## Data provided
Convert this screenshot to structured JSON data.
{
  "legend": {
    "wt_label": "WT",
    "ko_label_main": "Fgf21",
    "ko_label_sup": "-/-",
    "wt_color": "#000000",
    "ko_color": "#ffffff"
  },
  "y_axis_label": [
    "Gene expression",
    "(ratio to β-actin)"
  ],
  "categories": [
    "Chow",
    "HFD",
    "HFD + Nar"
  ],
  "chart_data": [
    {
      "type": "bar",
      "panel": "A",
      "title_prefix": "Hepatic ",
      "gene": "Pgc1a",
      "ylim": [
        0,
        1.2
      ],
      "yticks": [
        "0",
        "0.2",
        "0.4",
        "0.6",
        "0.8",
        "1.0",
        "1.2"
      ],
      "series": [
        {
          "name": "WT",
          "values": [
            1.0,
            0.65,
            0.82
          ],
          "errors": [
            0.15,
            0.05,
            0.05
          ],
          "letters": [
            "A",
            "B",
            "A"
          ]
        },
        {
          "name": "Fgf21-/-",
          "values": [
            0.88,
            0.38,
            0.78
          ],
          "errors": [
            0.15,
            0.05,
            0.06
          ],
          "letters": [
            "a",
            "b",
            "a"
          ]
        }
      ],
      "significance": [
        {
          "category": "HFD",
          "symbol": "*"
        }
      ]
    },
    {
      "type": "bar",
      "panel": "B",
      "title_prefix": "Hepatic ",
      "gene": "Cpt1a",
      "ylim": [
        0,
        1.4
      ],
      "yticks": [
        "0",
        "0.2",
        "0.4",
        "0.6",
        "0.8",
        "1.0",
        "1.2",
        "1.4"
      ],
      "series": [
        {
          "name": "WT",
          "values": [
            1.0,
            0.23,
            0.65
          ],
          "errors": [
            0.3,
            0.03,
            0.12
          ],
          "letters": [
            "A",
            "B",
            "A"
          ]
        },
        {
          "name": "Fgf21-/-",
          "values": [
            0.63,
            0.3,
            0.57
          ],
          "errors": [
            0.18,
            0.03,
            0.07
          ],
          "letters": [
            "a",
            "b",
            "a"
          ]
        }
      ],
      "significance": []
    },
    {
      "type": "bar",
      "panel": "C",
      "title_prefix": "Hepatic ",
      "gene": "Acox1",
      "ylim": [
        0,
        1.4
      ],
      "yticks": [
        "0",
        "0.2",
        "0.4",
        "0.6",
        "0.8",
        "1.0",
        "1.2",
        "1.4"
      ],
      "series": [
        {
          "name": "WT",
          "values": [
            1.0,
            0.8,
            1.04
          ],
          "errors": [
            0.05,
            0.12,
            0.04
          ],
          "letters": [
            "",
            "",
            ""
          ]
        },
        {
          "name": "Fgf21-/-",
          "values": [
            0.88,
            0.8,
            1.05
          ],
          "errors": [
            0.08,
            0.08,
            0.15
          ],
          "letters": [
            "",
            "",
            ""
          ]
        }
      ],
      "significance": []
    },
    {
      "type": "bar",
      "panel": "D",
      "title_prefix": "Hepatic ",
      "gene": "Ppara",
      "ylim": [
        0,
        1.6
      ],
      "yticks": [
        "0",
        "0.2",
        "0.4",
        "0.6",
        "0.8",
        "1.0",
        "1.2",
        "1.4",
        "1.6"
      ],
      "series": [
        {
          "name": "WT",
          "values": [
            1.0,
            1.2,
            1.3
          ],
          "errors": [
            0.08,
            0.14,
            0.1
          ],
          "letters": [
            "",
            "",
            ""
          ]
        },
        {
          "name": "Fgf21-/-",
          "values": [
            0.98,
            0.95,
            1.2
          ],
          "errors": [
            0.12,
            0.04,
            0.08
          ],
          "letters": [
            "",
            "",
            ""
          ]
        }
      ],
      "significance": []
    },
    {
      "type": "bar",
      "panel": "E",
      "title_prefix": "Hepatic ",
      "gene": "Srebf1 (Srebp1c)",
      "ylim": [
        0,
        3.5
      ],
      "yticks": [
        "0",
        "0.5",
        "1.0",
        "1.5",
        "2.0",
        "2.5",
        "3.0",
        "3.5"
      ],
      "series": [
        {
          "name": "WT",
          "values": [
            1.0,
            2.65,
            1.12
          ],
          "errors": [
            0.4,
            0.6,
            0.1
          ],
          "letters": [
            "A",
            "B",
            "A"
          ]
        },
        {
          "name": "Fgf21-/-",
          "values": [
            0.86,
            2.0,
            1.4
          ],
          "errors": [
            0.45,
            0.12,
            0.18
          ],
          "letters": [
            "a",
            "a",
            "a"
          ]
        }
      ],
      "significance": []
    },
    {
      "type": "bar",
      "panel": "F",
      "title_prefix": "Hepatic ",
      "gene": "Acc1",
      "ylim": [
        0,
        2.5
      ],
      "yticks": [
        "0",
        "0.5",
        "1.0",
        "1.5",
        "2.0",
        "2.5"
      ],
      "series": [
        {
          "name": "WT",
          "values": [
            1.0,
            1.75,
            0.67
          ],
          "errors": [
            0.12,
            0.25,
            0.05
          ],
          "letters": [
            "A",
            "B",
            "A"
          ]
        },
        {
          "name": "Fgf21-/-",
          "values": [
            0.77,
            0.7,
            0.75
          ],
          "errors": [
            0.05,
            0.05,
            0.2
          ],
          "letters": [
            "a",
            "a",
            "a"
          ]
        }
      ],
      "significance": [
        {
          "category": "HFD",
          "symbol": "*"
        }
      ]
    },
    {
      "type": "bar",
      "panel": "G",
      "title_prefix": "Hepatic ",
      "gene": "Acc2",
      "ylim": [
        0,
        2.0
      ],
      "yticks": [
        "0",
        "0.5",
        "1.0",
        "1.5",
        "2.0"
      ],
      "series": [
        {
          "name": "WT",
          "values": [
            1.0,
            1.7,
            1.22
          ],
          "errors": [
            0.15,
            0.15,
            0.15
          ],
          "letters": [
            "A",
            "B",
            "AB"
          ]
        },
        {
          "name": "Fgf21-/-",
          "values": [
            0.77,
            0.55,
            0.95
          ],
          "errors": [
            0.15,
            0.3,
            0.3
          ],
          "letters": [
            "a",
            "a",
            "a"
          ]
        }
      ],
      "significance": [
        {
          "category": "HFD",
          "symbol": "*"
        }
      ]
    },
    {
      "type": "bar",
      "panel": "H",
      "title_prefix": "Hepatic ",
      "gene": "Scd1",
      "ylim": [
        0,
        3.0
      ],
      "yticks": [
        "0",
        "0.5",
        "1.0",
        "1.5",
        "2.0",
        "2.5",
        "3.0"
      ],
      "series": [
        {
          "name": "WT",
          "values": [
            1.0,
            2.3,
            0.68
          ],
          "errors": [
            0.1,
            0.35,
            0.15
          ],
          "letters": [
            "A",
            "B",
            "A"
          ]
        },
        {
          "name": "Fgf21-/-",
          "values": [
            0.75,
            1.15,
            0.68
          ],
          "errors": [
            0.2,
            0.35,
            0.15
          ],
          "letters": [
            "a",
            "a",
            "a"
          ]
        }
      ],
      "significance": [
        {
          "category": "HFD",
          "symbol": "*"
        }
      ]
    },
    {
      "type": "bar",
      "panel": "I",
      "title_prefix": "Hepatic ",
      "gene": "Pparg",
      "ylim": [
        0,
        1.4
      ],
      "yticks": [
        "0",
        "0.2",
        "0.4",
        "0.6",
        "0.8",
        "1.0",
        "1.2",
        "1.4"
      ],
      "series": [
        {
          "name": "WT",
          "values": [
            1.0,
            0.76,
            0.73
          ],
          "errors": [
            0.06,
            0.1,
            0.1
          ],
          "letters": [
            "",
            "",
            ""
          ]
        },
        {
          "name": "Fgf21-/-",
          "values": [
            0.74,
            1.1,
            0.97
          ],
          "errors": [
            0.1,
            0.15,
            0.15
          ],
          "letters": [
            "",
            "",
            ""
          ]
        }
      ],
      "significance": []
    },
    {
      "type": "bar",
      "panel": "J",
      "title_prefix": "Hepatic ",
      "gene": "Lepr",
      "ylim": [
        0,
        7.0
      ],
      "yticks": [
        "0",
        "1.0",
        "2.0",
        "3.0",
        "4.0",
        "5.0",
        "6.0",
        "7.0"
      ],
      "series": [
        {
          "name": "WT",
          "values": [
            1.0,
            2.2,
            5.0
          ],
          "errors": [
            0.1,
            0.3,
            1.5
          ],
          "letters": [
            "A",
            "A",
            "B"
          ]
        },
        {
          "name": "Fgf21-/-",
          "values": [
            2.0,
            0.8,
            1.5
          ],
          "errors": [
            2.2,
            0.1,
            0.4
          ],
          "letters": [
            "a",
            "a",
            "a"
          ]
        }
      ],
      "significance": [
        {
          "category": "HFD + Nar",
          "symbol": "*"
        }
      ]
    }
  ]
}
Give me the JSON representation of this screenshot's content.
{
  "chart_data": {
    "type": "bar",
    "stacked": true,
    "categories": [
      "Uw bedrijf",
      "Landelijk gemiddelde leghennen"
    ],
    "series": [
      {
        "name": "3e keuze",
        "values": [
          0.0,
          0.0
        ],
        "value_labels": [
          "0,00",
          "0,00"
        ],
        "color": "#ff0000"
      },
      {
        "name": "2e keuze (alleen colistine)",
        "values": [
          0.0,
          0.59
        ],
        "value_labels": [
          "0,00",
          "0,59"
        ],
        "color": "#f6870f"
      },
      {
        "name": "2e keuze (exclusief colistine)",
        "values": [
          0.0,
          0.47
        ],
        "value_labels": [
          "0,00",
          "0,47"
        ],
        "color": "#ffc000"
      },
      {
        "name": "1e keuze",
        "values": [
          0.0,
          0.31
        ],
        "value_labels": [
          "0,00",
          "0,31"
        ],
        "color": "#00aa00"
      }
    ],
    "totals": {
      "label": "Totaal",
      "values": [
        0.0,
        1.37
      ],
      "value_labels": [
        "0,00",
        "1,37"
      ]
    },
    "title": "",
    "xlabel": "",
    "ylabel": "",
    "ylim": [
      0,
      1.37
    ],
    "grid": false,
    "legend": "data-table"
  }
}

## Exercise requirements
Repeat the line that contains "Give me the", then every line after it until the records end, with nothing added.

## Reply to the exercise
Give me the JSON representation of this screenshot's content.
{
  "chart_data": {
    "type": "bar",
    "stacked": true,
    "categories": [
      "Uw bedrijf",
      "Landelijk gemiddelde leghennen"
    ],
    "series": [
      {
        "name": "3e keuze",
        "values": [
          0.0,
          0.0
        ],
        "value_labels": [
          "0,00",
          "0,00"
        ],
        "color": "#ff0000"
      },
      {
        "name": "2e keuze (alleen colistine)",
        "values": [
          0.0,
          0.59
        ],
        "value_labels": [
          "0,00",
          "0,59"
        ],
        "color": "#f6870f"
      },
      {
        "name": "2e keuze (exclusief colistine)",
        "values": [
          0.0,
          0.47
        ],
        "value_labels": [
          "0,00",
          "0,47"
        ],
        "color": "#ffc000"
      },
      {
        "name": "1e keuze",
        "values": [
          0.0,
          0.31
        ],
        "value_labels": [
          "0,00",
          "0,31"
        ],
        "color": "#00aa00"
      }
    ],
    "totals": {
      "label": "Totaal",
      "values": [
        0.0,
        1.37
      ],
      "value_labels": [
        "0,00",
        "1,37"
      ]
    },
    "title": "",
    "xlabel": "",
    "ylabel": "",
    "ylim": [
      0,
      1.37
    ],
    "grid": false,
    "legend": "data-table"
  }
}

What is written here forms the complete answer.